> [WHAT TO DO]
Reproduce all of the data word for word.

> [RECORDS PROVIDED]

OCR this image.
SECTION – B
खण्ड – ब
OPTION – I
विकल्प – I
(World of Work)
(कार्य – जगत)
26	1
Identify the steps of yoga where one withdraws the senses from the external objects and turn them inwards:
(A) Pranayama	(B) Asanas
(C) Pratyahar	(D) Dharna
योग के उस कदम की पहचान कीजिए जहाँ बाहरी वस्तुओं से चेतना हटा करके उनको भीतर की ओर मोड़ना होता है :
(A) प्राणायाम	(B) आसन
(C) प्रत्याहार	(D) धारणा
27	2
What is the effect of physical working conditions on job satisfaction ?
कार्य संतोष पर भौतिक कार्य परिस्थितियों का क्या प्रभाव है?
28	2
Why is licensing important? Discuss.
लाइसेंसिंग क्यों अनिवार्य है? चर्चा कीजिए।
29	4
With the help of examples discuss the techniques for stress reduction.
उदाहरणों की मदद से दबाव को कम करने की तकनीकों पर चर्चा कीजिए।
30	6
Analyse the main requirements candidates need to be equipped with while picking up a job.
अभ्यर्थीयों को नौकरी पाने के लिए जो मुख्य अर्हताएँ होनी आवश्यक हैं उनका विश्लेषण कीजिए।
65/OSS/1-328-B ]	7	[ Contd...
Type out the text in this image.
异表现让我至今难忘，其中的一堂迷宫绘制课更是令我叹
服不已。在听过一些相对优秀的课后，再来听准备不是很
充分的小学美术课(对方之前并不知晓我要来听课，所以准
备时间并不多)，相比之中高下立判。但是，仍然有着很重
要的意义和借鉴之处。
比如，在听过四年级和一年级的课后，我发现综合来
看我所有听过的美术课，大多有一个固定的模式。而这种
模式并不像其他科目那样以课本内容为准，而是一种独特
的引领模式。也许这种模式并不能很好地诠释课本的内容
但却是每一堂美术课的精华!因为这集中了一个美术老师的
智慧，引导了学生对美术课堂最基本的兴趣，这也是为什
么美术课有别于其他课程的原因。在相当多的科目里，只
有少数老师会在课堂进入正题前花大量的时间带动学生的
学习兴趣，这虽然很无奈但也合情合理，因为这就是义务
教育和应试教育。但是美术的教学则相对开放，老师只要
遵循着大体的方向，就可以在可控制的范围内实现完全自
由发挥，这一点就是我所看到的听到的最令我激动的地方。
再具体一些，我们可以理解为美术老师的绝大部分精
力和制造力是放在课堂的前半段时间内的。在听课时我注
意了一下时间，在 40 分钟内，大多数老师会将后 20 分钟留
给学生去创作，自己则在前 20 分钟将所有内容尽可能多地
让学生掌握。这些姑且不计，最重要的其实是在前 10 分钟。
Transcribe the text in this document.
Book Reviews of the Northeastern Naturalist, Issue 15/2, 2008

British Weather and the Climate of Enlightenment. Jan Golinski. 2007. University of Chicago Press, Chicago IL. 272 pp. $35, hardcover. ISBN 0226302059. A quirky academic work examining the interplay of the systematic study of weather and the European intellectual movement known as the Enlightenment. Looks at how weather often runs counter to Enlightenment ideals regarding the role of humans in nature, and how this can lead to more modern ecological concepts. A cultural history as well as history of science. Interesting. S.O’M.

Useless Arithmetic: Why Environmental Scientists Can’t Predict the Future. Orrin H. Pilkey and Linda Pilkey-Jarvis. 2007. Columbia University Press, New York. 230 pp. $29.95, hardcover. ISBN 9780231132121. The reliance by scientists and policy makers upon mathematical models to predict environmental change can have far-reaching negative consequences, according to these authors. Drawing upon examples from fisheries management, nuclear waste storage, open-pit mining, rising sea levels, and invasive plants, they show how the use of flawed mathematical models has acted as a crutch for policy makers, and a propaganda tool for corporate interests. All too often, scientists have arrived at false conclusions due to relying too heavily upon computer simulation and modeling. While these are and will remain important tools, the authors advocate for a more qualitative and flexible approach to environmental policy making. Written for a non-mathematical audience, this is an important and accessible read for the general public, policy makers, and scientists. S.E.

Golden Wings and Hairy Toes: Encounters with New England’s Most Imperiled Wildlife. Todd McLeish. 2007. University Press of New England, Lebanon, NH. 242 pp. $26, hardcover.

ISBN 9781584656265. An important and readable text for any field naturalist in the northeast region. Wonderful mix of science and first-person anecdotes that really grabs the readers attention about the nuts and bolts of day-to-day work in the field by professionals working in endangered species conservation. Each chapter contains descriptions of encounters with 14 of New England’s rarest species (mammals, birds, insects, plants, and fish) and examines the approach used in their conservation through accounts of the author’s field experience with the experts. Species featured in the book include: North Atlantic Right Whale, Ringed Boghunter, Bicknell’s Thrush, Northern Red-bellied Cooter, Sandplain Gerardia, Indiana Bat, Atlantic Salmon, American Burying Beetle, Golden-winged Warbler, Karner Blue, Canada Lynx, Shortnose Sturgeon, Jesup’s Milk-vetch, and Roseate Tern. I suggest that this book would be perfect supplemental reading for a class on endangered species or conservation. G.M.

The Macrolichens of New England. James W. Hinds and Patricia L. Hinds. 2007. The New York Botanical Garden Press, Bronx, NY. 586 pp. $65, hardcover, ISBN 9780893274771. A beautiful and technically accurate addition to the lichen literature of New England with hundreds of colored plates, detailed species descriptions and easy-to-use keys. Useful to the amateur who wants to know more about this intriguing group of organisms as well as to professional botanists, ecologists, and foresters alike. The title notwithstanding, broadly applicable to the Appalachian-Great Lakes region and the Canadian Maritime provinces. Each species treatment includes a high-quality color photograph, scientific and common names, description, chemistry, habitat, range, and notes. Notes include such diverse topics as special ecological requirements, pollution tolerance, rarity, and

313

> [WRITTEN SOLUTION]
OCR this image.
SECTION – B
खण्ड – ब
OPTION – I
विकल्प – I
(World of Work)
(कार्य – जगत)
26	1
Identify the steps of yoga where one withdraws the senses from the external objects and turn them inwards:
(A) Pranayama	(B) Asanas
(C) Pratyahar	(D) Dharna
योग के उस कदम की पहचान कीजिए जहाँ बाहरी वस्तुओं से चेतना हटा करके उनको भीतर की ओर मोड़ना होता है :
(A) प्राणायाम	(B) आसन
(C) प्रत्याहार	(D) धारणा
27	2
What is the effect of physical working conditions on job satisfaction ?
कार्य संतोष पर भौतिक कार्य परिस्थितियों का क्या प्रभाव है?
28	2
Why is licensing important? Discuss.
लाइसेंसिंग क्यों अनिवार्य है? चर्चा कीजिए।
29	4
With the help of examples discuss the techniques for stress reduction.
उदाहरणों की मदद से दबाव को कम करने की तकनीकों पर चर्चा कीजिए।
30	6
Analyse the main requirements candidates need to be equipped with while picking up a job.
अभ्यर्थीयों को नौकरी पाने के लिए जो मुख्य अर्हताएँ होनी आवश्यक हैं उनका विश्लेषण कीजिए।
65/OSS/1-328-B ]	7	[ Contd...
Type out the text in this image.
异表现让我至今难忘，其中的一堂迷宫绘制课更是令我叹
服不已。在听过一些相对优秀的课后，再来听准备不是很
充分的小学美术课(对方之前并不知晓我要来听课，所以准
备时间并不多)，相比之中高下立判。但是，仍然有着很重
要的意义和借鉴之处。
比如，在听过四年级和一年级的课后，我发现综合来
看我所有听过的美术课，大多有一个固定的模式。而这种
模式并不像其他科目那样以课本内容为准，而是一种独特
的引领模式。也许这种模式并不能很好地诠释课本的内容
但却是每一堂美术课的精华!因为这集中了一个美术老师的
智慧，引导了学生对美术课堂最基本的兴趣，这也是为什
么美术课有别于其他课程的原因。在相当多的科目里，只
有少数老师会在课堂进入正题前花大量的时间带动学生的
学习兴趣，这虽然很无奈但也合情合理，因为这就是义务
教育和应试教育。但是美术的教学则相对开放，老师只要
遵循着大体的方向，就可以在可控制的范围内实现完全自
由发挥，这一点就是我所看到的听到的最令我激动的地方。
再具体一些，我们可以理解为美术老师的绝大部分精
力和制造力是放在课堂的前半段时间内的。在听课时我注
意了一下时间，在 40 分钟内，大多数老师会将后 20 分钟留
给学生去创作，自己则在前 20 分钟将所有内容尽可能多地
让学生掌握。这些姑且不计，最重要的其实是在前 10 分钟。
Transcribe the text in this document.
Book Reviews of the Northeastern Naturalist, Issue 15/2, 2008

British Weather and the Climate of Enlightenment. Jan Golinski. 2007. University of Chicago Press, Chicago IL. 272 pp. $35, hardcover. ISBN 0226302059. A quirky academic work examining the interplay of the systematic study of weather and the European intellectual movement known as the Enlightenment. Looks at how weather often runs counter to Enlightenment ideals regarding the role of humans in nature, and how this can lead to more modern ecological concepts. A cultural history as well as history of science. Interesting. S.O’M.

Useless Arithmetic: Why Environmental Scientists Can’t Predict the Future. Orrin H. Pilkey and Linda Pilkey-Jarvis. 2007. Columbia University Press, New York. 230 pp. $29.95, hardcover. ISBN 9780231132121. The reliance by scientists and policy makers upon mathematical models to predict environmental change can have far-reaching negative consequences, according to these authors. Drawing upon examples from fisheries management, nuclear waste storage, open-pit mining, rising sea levels, and invasive plants, they show how the use of flawed mathematical models has acted as a crutch for policy makers, and a propaganda tool for corporate interests. All too often, scientists have arrived at false conclusions due to relying too heavily upon computer simulation and modeling. While these are and will remain important tools, the authors advocate for a more qualitative and flexible approach to environmental policy making. Written for a non-mathematical audience, this is an important and accessible read for the general public, policy makers, and scientists. S.E.

Golden Wings and Hairy Toes: Encounters with New England’s Most Imperiled Wildlife. Todd McLeish. 2007. University Press of New England, Lebanon, NH. 242 pp. $26, hardcover.

ISBN 9781584656265. An important and readable text for any field naturalist in the northeast region. Wonderful mix of science and first-person anecdotes that really grabs the readers attention about the nuts and bolts of day-to-day work in the field by professionals working in endangered species conservation. Each chapter contains descriptions of encounters with 14 of New England’s rarest species (mammals, birds, insects, plants, and fish) and examines the approach used in their conservation through accounts of the author’s field experience with the experts. Species featured in the book include: North Atlantic Right Whale, Ringed Boghunter, Bicknell’s Thrush, Northern Red-bellied Cooter, Sandplain Gerardia, Indiana Bat, Atlantic Salmon, American Burying Beetle, Golden-winged Warbler, Karner Blue, Canada Lynx, Shortnose Sturgeon, Jesup’s Milk-vetch, and Roseate Tern. I suggest that this book would be perfect supplemental reading for a class on endangered species or conservation. G.M.

The Macrolichens of New England. James W. Hinds and Patricia L. Hinds. 2007. The New York Botanical Garden Press, Bronx, NY. 586 pp. $65, hardcover, ISBN 9780893274771. A beautiful and technically accurate addition to the lichen literature of New England with hundreds of colored plates, detailed species descriptions and easy-to-use keys. Useful to the amateur who wants to know more about this intriguing group of organisms as well as to professional botanists, ecologists, and foresters alike. The title notwithstanding, broadly applicable to the Appalachian-Great Lakes region and the Canadian Maritime provinces. Each species treatment includes a high-quality color photograph, scientific and common names, description, chemistry, habitat, range, and notes. Notes include such diverse topics as special ecological requirements, pollution tolerance, rarity, and

313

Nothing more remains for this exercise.